TASK BRIEF – Every entry here needs to be repeated exactly.

MATERIAL TO PROCESS –
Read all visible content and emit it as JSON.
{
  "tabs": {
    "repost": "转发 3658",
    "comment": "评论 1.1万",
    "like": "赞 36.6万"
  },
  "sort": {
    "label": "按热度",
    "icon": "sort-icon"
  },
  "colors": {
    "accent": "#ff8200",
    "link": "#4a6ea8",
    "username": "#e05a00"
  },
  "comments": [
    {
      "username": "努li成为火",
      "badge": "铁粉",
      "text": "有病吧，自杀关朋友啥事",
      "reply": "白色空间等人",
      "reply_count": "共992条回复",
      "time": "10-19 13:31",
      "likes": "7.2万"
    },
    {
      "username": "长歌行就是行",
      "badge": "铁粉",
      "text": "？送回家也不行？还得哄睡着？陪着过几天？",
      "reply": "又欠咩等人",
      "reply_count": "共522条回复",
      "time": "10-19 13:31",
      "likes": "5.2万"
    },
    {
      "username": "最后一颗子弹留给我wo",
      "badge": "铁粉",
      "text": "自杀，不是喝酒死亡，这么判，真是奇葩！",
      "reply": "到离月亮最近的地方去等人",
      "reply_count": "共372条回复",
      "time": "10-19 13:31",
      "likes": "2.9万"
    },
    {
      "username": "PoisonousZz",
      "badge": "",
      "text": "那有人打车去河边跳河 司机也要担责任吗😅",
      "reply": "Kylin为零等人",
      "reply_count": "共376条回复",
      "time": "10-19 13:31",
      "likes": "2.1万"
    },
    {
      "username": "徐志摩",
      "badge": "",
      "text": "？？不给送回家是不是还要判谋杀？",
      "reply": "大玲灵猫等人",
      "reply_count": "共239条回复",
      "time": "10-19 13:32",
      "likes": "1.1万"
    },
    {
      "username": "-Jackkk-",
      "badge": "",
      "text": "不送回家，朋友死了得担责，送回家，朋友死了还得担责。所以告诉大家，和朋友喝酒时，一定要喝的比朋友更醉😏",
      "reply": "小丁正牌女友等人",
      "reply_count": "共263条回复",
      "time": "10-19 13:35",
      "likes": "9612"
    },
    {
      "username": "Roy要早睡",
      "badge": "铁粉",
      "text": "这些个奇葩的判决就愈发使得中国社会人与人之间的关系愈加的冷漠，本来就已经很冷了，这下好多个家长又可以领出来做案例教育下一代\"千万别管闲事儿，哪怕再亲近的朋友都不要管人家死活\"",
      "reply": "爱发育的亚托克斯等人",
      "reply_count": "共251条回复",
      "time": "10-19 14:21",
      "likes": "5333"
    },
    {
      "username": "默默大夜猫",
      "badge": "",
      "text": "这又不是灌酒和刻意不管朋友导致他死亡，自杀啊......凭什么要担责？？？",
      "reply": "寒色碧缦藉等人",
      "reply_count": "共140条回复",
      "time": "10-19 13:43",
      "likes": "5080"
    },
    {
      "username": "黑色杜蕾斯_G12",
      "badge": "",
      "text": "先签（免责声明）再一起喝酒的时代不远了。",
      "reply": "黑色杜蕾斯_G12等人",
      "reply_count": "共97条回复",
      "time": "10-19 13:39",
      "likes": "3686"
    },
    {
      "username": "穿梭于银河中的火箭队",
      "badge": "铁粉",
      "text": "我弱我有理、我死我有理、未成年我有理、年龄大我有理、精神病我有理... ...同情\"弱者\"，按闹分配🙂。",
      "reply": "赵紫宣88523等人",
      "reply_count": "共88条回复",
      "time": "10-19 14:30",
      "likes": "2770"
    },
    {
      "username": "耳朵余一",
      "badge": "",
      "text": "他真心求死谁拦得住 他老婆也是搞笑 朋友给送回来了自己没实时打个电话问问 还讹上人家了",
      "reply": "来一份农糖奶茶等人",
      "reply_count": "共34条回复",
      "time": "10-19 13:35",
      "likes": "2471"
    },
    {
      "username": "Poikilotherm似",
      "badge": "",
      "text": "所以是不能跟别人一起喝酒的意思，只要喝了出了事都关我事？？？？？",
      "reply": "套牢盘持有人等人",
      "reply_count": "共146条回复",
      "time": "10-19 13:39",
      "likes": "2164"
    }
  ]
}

THE COMPLETED TASK –
Read all visible content and emit it as JSON.
{
  "tabs": {
    "repost": "转发 3658",
    "comment": "评论 1.1万",
    "like": "赞 36.6万"
  },
  "sort": {
    "label": "按热度",
    "icon": "sort-icon"
  },
  "colors": {
    "accent": "#ff8200",
    "link": "#4a6ea8",
    "username": "#e05a00"
  },
  "comments": [
    {
      "username": "努li成为火",
      "badge": "铁粉",
      "text": "有病吧，自杀关朋友啥事",
      "reply": "白色空间等人",
      "reply_count": "共992条回复",
      "time": "10-19 13:31",
      "likes": "7.2万"
    },
    {
      "username": "长歌行就是行",
      "badge": "铁粉",
      "text": "？送回家也不行？还得哄睡着？陪着过几天？",
      "reply": "又欠咩等人",
      "reply_count": "共522条回复",
      "time": "10-19 13:31",
      "likes": "5.2万"
    },
    {
      "username": "最后一颗子弹留给我wo",
      "badge": "铁粉",
      "text": "自杀，不是喝酒死亡，这么判，真是奇葩！",
      "reply": "到离月亮最近的地方去等人",
      "reply_count": "共372条回复",
      "time": "10-19 13:31",
      "likes": "2.9万"
    },
    {
      "username": "PoisonousZz",
      "badge": "",
      "text": "那有人打车去河边跳河 司机也要担责任吗😅",
      "reply": "Kylin为零等人",
      "reply_count": "共376条回复",
      "time": "10-19 13:31",
      "likes": "2.1万"
    },
    {
      "username": "徐志摩",
      "badge": "",
      "text": "？？不给送回家是不是还要判谋杀？",
      "reply": "大玲灵猫等人",
      "reply_count": "共239条回复",
      "time": "10-19 13:32",
      "likes": "1.1万"
    },
    {
      "username": "-Jackkk-",
      "badge": "",
      "text": "不送回家，朋友死了得担责，送回家，朋友死了还得担责。所以告诉大家，和朋友喝酒时，一定要喝的比朋友更醉😏",
      "reply": "小丁正牌女友等人",
      "reply_count": "共263条回复",
      "time": "10-19 13:35",
      "likes": "9612"
    },
    {
      "username": "Roy要早睡",
      "badge": "铁粉",
      "text": "这些个奇葩的判决就愈发使得中国社会人与人之间的关系愈加的冷漠，本来就已经很冷了，这下好多个家长又可以领出来做案例教育下一代\"千万别管闲事儿，哪怕再亲近的朋友都不要管人家死活\"",
      "reply": "爱发育的亚托克斯等人",
      "reply_count": "共251条回复",
      "time": "10-19 14:21",
      "likes": "5333"
    },
    {
      "username": "默默大夜猫",
      "badge": "",
      "text": "这又不是灌酒和刻意不管朋友导致他死亡，自杀啊......凭什么要担责？？？",
      "reply": "寒色碧缦藉等人",
      "reply_count": "共140条回复",
      "time": "10-19 13:43",
      "likes": "5080"
    },
    {
      "username": "黑色杜蕾斯_G12",
      "badge": "",
      "text": "先签（免责声明）再一起喝酒的时代不远了。",
      "reply": "黑色杜蕾斯_G12等人",
      "reply_count": "共97条回复",
      "time": "10-19 13:39",
      "likes": "3686"
    },
    {
      "username": "穿梭于银河中的火箭队",
      "badge": "铁粉",
      "text": "我弱我有理、我死我有理、未成年我有理、年龄大我有理、精神病我有理... ...同情\"弱者\"，按闹分配🙂。",
      "reply": "赵紫宣88523等人",
      "reply_count": "共88条回复",
      "time": "10-19 14:30",
      "likes": "2770"
    },
    {
      "username": "耳朵余一",
      "badge": "",
      "text": "他真心求死谁拦得住 他老婆也是搞笑 朋友给送回来了自己没实时打个电话问问 还讹上人家了",
      "reply": "来一份农糖奶茶等人",
      "reply_count": "共34条回复",
      "time": "10-19 13:35",
      "likes": "2471"
    },
    {
      "username": "Poikilotherm似",
      "badge": "",
      "text": "所以是不能跟别人一起喝酒的意思，只要喝了出了事都关我事？？？？？",
      "reply": "套牢盘持有人等人",
      "reply_count": "共146条回复",
      "time": "10-19 13:39",
      "likes": "2164"
    }
  ]
}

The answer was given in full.